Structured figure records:
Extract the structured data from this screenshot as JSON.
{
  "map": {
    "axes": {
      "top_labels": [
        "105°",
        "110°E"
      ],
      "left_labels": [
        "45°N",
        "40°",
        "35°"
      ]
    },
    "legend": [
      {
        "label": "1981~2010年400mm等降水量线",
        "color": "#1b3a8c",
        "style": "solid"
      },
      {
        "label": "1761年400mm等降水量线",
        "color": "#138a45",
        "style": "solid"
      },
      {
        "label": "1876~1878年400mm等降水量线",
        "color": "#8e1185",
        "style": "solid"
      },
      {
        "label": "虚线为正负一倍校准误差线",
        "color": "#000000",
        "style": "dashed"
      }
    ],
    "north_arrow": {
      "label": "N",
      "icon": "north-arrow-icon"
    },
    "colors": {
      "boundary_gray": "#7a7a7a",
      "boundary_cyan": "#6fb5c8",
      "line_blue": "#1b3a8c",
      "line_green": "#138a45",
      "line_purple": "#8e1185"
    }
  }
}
--
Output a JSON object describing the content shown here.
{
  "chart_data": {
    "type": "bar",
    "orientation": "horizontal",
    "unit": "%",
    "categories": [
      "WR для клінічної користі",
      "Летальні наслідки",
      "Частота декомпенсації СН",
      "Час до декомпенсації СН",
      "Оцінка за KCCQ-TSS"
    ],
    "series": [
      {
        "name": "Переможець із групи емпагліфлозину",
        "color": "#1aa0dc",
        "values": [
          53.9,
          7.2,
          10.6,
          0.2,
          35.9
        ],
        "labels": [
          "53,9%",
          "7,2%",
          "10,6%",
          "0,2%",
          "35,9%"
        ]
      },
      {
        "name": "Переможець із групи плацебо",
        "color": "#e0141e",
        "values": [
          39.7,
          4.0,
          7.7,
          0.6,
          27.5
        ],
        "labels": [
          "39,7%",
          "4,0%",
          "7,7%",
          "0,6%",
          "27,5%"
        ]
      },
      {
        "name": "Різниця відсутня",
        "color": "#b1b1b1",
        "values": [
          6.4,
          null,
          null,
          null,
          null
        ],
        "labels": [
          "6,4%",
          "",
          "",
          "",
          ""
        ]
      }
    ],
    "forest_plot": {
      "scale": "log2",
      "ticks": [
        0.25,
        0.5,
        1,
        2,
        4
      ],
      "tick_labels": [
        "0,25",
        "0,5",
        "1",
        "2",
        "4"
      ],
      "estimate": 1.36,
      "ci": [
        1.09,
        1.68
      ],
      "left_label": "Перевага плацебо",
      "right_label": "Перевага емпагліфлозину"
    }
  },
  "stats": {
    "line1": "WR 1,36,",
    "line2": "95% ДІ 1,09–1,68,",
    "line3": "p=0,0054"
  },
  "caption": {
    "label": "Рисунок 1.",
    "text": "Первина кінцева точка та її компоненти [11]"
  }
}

- _TASK BRIEF_: Every line that holds the word "Переможець" counts once; state the total number of such lines and nothing else.

- _WRITTEN RESPONSE_: 2